--- Stated exercise ---
Quote all of the data exactly as given. Skip every picture it contains.
— Begin Input data —
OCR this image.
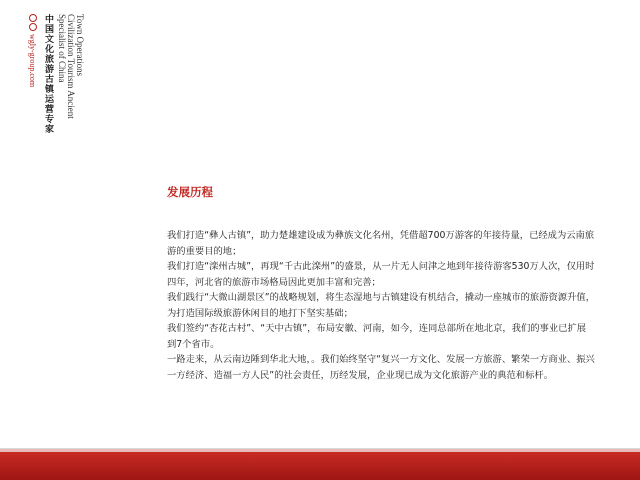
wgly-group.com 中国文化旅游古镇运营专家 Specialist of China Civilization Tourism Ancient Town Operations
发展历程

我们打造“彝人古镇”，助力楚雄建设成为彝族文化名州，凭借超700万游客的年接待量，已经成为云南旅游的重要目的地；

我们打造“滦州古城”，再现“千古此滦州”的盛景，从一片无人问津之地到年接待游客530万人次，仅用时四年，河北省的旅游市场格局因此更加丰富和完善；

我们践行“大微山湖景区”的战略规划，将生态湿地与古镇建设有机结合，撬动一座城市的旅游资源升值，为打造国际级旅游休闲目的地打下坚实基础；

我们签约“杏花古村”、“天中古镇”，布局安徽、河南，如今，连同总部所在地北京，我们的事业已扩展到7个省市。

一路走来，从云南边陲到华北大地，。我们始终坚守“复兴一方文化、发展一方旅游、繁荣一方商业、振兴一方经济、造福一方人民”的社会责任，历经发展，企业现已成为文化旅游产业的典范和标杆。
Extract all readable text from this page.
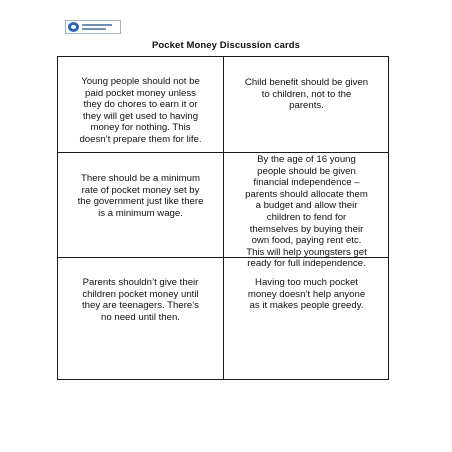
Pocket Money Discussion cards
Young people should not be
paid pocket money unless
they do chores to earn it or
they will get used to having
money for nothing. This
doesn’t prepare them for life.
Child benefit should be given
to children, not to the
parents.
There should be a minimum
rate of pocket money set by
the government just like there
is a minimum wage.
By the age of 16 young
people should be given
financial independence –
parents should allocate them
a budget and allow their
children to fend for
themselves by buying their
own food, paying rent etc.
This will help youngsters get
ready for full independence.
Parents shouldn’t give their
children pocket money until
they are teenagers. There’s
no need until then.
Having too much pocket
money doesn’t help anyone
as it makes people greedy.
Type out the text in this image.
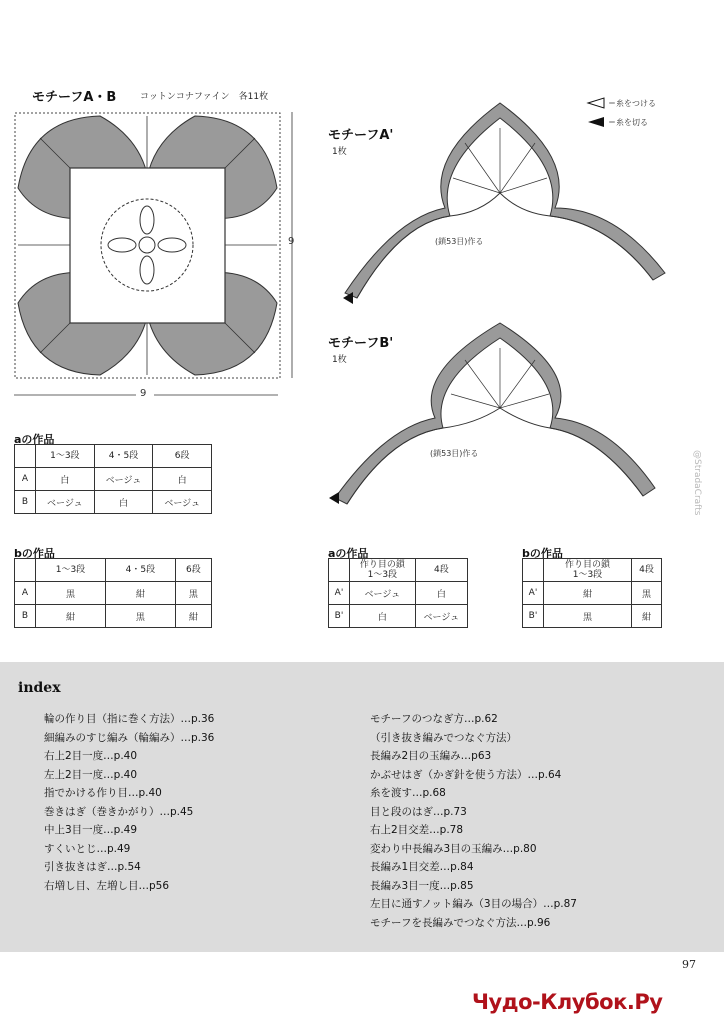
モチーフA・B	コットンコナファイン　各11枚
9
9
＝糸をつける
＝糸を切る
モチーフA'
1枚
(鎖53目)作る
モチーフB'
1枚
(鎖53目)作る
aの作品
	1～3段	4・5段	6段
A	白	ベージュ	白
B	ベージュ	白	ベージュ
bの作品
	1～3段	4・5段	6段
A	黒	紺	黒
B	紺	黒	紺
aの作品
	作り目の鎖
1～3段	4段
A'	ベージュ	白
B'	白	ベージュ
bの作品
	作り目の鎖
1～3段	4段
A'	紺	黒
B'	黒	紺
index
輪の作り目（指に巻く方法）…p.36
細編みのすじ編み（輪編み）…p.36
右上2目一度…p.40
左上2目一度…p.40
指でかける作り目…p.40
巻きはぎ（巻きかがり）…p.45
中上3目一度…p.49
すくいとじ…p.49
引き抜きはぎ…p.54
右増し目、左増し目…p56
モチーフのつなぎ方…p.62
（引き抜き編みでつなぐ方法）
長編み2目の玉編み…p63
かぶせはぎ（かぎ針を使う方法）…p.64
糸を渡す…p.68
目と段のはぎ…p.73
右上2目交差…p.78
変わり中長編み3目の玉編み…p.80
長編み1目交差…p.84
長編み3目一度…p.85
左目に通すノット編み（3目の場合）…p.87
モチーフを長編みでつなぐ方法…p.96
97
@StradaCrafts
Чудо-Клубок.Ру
— End Input data —
--- The answer ---
OCR this image.
wgly-group.com 中国文化旅游古镇运营专家 Specialist of China Civilization Tourism Ancient Town Operations
发展历程

我们打造“彝人古镇”，助力楚雄建设成为彝族文化名州，凭借超700万游客的年接待量，已经成为云南旅游的重要目的地；

我们打造“滦州古城”，再现“千古此滦州”的盛景，从一片无人问津之地到年接待游客530万人次，仅用时四年，河北省的旅游市场格局因此更加丰富和完善；

我们践行“大微山湖景区”的战略规划，将生态湿地与古镇建设有机结合，撬动一座城市的旅游资源升值，为打造国际级旅游休闲目的地打下坚实基础；

我们签约“杏花古村”、“天中古镇”，布局安徽、河南，如今，连同总部所在地北京，我们的事业已扩展到7个省市。

一路走来，从云南边陲到华北大地，。我们始终坚守“复兴一方文化、发展一方旅游、繁荣一方商业、振兴一方经济、造福一方人民”的社会责任，历经发展，企业现已成为文化旅游产业的典范和标杆。
Extract all readable text from this page.
Pocket Money Discussion cards
Young people should not be
paid pocket money unless
they do chores to earn it or
they will get used to having
money for nothing. This
doesn’t prepare them for life.
Child benefit should be given
to children, not to the
parents.
There should be a minimum
rate of pocket money set by
the government just like there
is a minimum wage.
By the age of 16 young
people should be given
financial independence –
parents should allocate them
a budget and allow their
children to fend for
themselves by buying their
own food, paying rent etc.
This will help youngsters get
ready for full independence.
Parents shouldn’t give their
children pocket money until
they are teenagers. There’s
no need until then.
Having too much pocket
money doesn’t help anyone
as it makes people greedy.
Type out the text in this image.
モチーフA・B	コットンコナファイン　各11枚
9
9
＝糸をつける
＝糸を切る
モチーフA'
1枚
(鎖53目)作る
モチーフB'
1枚
(鎖53目)作る
aの作品
	1～3段	4・5段	6段
A	白	ベージュ	白
B	ベージュ	白	ベージュ
bの作品
	1～3段	4・5段	6段
A	黒	紺	黒
B	紺	黒	紺
aの作品
	作り目の鎖
1～3段	4段
A'	ベージュ	白
B'	白	ベージュ
bの作品
	作り目の鎖
1～3段	4段
A'	紺	黒
B'	黒	紺
index
輪の作り目（指に巻く方法）…p.36
細編みのすじ編み（輪編み）…p.36
右上2目一度…p.40
左上2目一度…p.40
指でかける作り目…p.40
巻きはぎ（巻きかがり）…p.45
中上3目一度…p.49
すくいとじ…p.49
引き抜きはぎ…p.54
右増し目、左増し目…p56
モチーフのつなぎ方…p.62
（引き抜き編みでつなぐ方法）
長編み2目の玉編み…p63
かぶせはぎ（かぎ針を使う方法）…p.64
糸を渡す…p.68
目と段のはぎ…p.73
右上2目交差…p.78
変わり中長編み3目の玉編み…p.80
長編み1目交差…p.84
長編み3目一度…p.85
左目に通すノット編み（3目の場合）…p.87
モチーフを長編みでつなぐ方法…p.96
97
@StradaCrafts
Чудо-Клубок.Ру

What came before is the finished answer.